▶ [Supplied data]:

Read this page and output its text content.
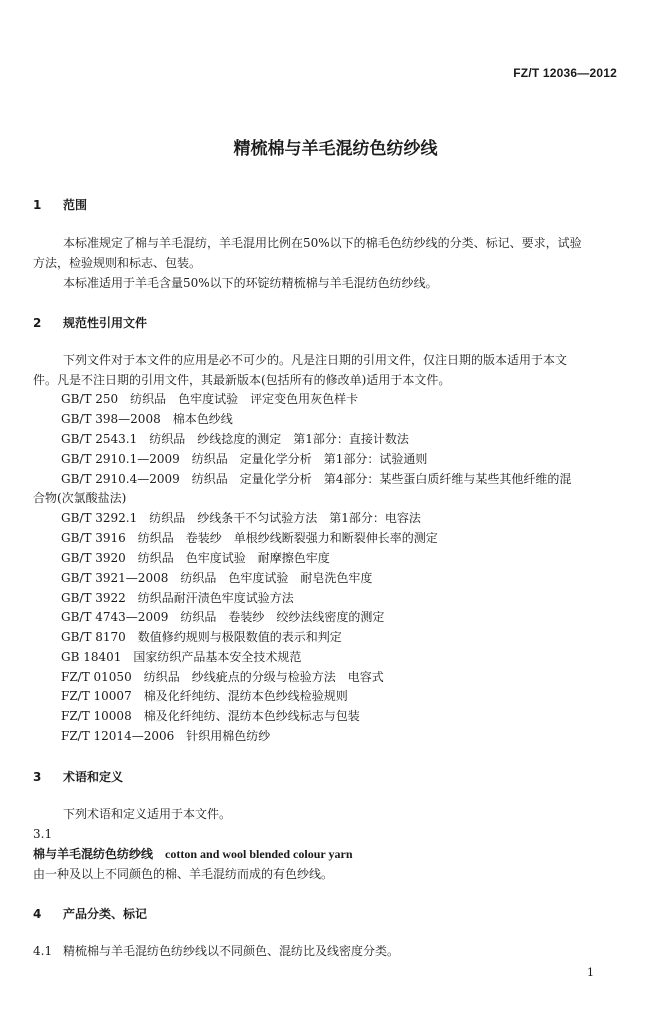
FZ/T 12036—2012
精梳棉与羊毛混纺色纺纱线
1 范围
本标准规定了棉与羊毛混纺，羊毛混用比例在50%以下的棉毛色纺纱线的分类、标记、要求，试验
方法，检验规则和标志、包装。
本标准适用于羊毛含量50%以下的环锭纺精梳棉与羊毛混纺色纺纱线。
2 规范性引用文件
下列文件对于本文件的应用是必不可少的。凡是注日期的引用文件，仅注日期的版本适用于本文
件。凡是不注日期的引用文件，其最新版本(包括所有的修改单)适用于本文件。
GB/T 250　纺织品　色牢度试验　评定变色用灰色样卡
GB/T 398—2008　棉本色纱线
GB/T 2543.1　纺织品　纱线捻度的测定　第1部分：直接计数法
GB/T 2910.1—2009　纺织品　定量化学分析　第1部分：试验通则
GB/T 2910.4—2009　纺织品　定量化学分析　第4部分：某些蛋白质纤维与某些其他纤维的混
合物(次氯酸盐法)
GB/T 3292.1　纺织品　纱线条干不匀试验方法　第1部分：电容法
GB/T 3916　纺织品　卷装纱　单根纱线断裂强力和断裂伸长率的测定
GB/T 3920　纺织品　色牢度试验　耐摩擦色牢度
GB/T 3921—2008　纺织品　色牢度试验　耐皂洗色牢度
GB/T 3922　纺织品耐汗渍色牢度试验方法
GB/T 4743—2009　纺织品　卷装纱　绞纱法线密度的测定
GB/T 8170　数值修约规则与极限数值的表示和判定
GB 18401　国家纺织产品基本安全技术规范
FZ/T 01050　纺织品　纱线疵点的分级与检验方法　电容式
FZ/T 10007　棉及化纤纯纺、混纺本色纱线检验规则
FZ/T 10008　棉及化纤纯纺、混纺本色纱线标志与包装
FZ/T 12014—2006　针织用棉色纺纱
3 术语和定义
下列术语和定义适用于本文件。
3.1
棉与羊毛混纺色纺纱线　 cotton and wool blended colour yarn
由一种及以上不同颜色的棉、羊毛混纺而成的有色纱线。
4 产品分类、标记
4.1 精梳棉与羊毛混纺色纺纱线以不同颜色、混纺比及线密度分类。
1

▶ [Prompt]: Generate a word-for-word copy of the preceding records, excluding all pictures.

▶ [Answer below]:
Read this page and output its text content.
FZ/T 12036—2012
精梳棉与羊毛混纺色纺纱线
1 范围
本标准规定了棉与羊毛混纺，羊毛混用比例在50%以下的棉毛色纺纱线的分类、标记、要求，试验
方法，检验规则和标志、包装。
本标准适用于羊毛含量50%以下的环锭纺精梳棉与羊毛混纺色纺纱线。
2 规范性引用文件
下列文件对于本文件的应用是必不可少的。凡是注日期的引用文件，仅注日期的版本适用于本文
件。凡是不注日期的引用文件，其最新版本(包括所有的修改单)适用于本文件。
GB/T 250　纺织品　色牢度试验　评定变色用灰色样卡
GB/T 398—2008　棉本色纱线
GB/T 2543.1　纺织品　纱线捻度的测定　第1部分：直接计数法
GB/T 2910.1—2009　纺织品　定量化学分析　第1部分：试验通则
GB/T 2910.4—2009　纺织品　定量化学分析　第4部分：某些蛋白质纤维与某些其他纤维的混
合物(次氯酸盐法)
GB/T 3292.1　纺织品　纱线条干不匀试验方法　第1部分：电容法
GB/T 3916　纺织品　卷装纱　单根纱线断裂强力和断裂伸长率的测定
GB/T 3920　纺织品　色牢度试验　耐摩擦色牢度
GB/T 3921—2008　纺织品　色牢度试验　耐皂洗色牢度
GB/T 3922　纺织品耐汗渍色牢度试验方法
GB/T 4743—2009　纺织品　卷装纱　绞纱法线密度的测定
GB/T 8170　数值修约规则与极限数值的表示和判定
GB 18401　国家纺织产品基本安全技术规范
FZ/T 01050　纺织品　纱线疵点的分级与检验方法　电容式
FZ/T 10007　棉及化纤纯纺、混纺本色纱线检验规则
FZ/T 10008　棉及化纤纯纺、混纺本色纱线标志与包装
FZ/T 12014—2006　针织用棉色纺纱
3 术语和定义
下列术语和定义适用于本文件。
3.1
棉与羊毛混纺色纺纱线　 cotton and wool blended colour yarn
由一种及以上不同颜色的棉、羊毛混纺而成的有色纱线。
4 产品分类、标记
4.1 精梳棉与羊毛混纺色纺纱线以不同颜色、混纺比及线密度分类。
1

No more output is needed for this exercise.